Extrait choisi -
Salut tout le monde !

Aujourd’hui je vais vous parler du module récepteur FM Si4703 vendu sous la forme d’une breakout par sparkfun.

Le module Si4703 est un récepteur radio FM conçu par les laboratoires « Silicon Laboratories ».
En plus d’être un « simple » récepteur FM le module Si4703 est capable de décoder les signaux RDS (Radio Data Service) et RBDS (Radio Broadcast Data Service) et donc de pouvoir récupérer le nom de la station en cours d’écoute voir même le titre de la chanson en cours !
Le module integre tout ce qu’il faut pour avoir un signal de bonne qualité, filtre HF, détection du stereo, …

Mais son gros point fort c’est qu’il ne demande pas d’antenne !
Et oui comme sur les téléphones récent (qui utilise ce module du reste) c’est le câble des écouteurs qui sert d’antenne !

Pour pouvoir connecter ses écouteurs la breakout comporte un jack 3.5mm standard.

Données fournies -
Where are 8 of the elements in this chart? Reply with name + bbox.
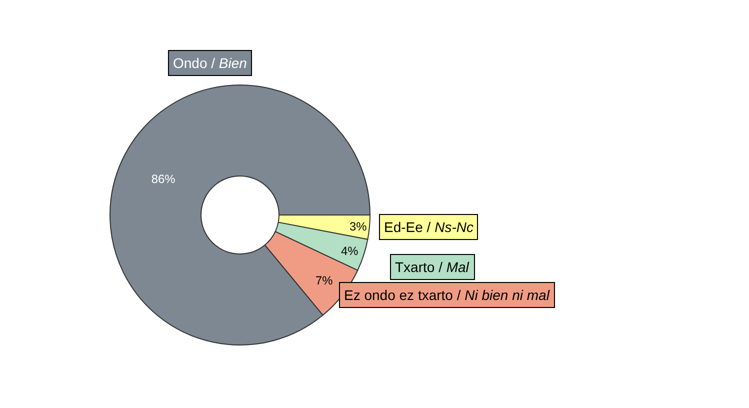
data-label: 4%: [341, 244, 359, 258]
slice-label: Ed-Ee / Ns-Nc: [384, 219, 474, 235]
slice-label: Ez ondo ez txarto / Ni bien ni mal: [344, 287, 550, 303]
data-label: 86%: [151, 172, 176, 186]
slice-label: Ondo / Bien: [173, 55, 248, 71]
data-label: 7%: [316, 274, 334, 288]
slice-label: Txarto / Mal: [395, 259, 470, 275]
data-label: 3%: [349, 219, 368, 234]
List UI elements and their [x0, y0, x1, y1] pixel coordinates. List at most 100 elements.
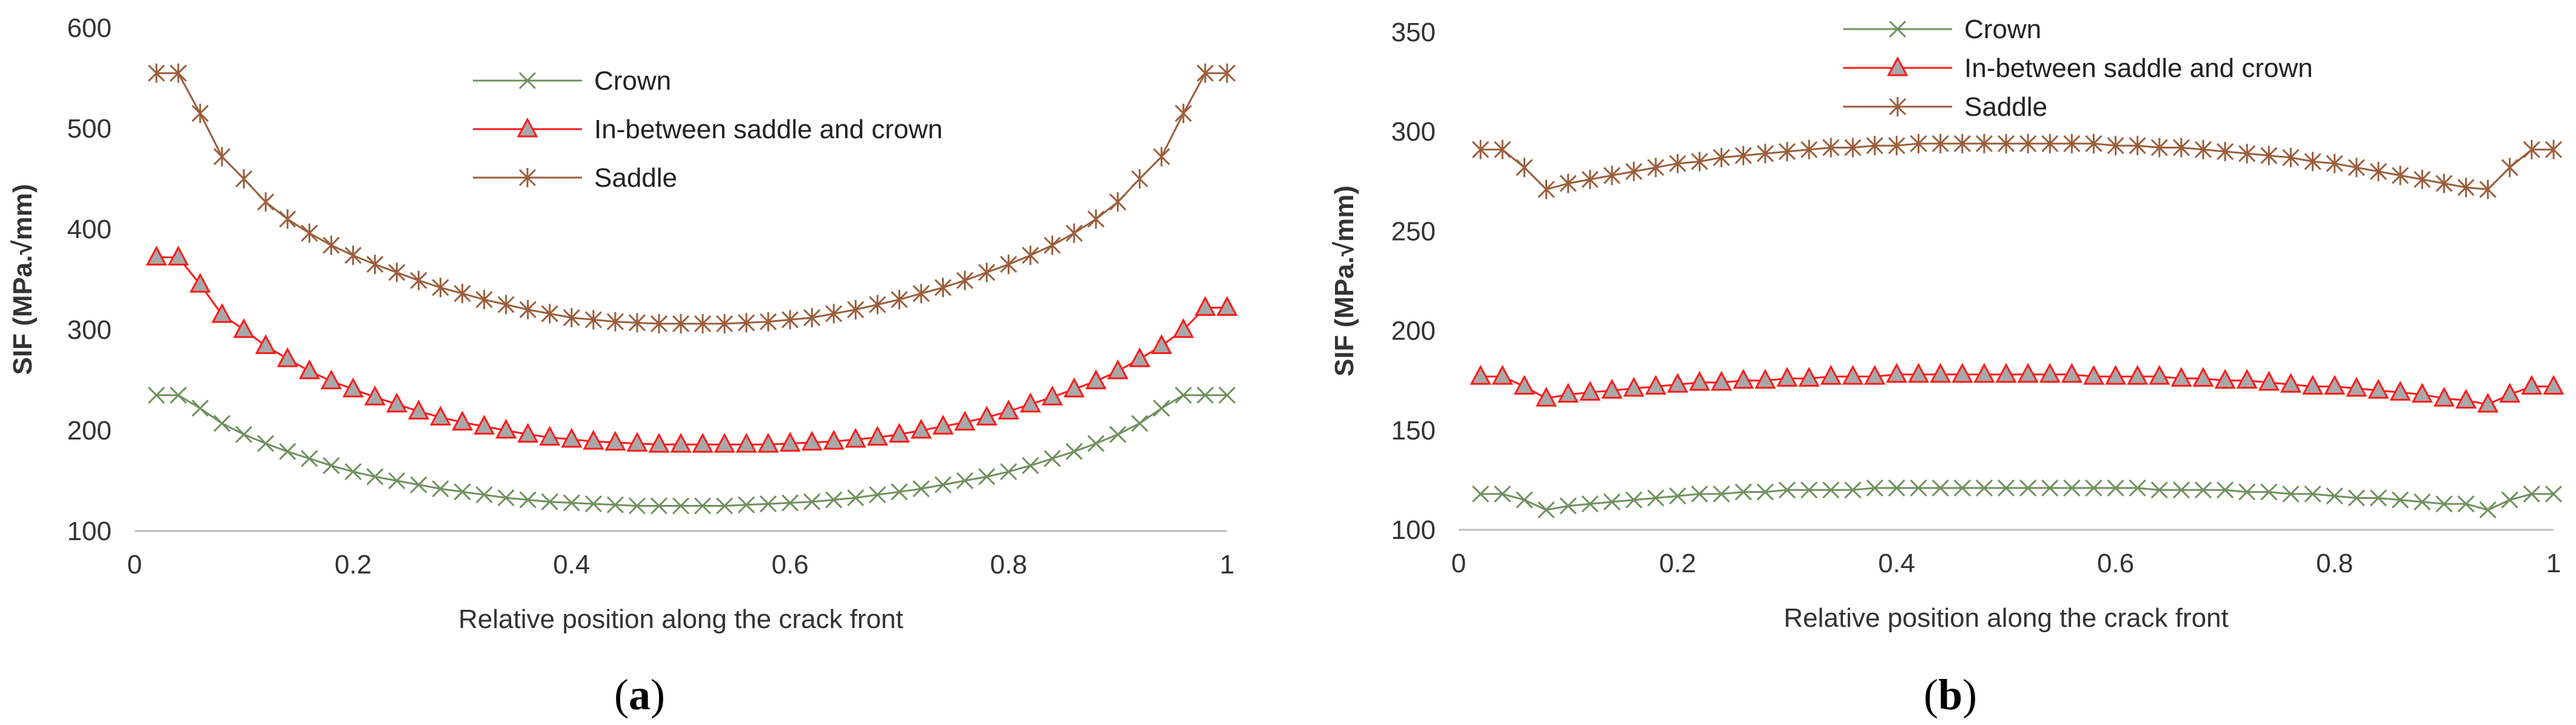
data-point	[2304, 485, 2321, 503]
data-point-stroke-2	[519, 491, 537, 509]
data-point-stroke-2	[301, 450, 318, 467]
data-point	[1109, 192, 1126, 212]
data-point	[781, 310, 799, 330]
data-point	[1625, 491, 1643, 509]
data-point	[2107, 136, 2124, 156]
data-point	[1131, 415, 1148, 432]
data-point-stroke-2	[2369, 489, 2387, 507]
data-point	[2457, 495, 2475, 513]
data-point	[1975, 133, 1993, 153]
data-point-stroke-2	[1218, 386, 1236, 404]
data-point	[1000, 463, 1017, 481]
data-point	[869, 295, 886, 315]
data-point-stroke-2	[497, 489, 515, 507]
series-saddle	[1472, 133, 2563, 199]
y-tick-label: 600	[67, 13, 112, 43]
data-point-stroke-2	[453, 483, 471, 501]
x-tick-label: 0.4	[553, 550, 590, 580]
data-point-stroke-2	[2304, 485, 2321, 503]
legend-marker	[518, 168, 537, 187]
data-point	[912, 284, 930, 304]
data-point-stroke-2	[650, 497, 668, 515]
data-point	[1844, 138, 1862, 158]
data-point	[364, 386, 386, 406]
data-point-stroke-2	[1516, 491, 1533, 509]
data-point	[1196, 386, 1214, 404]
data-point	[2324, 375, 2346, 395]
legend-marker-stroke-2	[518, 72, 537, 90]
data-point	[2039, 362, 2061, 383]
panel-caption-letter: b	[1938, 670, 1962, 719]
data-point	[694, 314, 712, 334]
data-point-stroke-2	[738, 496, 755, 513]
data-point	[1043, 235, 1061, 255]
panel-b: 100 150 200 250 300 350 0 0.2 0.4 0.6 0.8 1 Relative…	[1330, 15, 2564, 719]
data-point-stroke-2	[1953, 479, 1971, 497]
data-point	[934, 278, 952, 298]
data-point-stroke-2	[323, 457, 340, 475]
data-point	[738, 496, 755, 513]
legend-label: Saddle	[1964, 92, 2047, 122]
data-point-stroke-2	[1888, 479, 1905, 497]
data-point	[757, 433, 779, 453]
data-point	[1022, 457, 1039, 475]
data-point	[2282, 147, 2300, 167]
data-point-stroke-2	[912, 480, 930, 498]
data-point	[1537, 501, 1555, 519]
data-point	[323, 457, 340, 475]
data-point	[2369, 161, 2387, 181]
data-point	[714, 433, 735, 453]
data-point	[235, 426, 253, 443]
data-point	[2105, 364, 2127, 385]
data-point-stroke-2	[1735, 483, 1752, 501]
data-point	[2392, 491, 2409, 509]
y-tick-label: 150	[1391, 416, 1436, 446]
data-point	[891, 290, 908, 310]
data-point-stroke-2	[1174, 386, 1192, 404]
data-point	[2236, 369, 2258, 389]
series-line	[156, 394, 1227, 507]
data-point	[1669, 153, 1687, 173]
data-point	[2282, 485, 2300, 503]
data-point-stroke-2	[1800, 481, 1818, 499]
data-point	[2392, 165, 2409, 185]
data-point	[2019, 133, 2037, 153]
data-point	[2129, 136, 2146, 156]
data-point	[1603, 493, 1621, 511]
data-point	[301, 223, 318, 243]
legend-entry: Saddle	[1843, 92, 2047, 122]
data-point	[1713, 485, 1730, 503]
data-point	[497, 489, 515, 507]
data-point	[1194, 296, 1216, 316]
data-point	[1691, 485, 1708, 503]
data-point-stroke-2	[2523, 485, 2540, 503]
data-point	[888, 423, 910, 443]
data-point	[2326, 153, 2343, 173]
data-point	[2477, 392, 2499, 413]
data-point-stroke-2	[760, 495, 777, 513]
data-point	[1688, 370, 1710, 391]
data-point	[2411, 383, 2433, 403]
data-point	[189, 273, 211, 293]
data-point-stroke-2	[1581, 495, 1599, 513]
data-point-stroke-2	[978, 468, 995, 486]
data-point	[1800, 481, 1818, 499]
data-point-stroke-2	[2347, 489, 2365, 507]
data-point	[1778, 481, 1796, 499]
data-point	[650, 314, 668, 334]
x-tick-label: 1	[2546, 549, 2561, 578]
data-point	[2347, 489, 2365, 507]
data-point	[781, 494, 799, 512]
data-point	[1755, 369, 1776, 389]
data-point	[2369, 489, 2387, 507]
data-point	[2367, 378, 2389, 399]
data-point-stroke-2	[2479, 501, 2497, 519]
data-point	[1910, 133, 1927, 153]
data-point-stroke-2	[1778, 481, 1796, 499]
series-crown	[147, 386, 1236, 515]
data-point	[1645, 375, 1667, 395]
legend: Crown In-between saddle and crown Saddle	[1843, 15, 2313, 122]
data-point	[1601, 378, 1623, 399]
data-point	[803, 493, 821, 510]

==

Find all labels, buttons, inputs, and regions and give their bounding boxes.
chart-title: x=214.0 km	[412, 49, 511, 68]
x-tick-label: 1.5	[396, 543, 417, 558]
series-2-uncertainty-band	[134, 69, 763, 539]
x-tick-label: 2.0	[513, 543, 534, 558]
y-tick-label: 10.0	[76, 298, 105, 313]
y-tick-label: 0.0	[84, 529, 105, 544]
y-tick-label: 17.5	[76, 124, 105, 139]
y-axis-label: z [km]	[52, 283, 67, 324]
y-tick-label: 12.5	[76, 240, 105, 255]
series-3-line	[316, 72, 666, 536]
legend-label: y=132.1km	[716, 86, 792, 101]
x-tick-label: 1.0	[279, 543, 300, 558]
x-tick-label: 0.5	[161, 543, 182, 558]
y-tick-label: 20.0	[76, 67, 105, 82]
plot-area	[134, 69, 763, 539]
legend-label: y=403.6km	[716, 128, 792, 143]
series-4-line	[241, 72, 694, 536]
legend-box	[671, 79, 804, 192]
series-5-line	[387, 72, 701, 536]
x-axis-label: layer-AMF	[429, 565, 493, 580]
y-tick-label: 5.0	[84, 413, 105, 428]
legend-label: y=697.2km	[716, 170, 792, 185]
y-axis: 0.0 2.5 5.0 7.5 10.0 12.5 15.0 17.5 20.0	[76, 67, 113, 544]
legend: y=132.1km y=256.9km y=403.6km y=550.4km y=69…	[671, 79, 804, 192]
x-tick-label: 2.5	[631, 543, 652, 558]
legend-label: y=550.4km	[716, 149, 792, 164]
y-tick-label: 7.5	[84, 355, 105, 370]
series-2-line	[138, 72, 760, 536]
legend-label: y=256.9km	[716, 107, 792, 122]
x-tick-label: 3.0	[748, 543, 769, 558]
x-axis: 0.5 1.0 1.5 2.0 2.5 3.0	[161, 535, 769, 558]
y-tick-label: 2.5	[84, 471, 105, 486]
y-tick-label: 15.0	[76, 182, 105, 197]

Consigne écrite - D'après l'extrait sur le module Si4703, qu'est-ce qui sert d'antenne à ce récepteur ?

Réponse à l'exercice - C'est le câble des écouteurs qui sert d'antenne.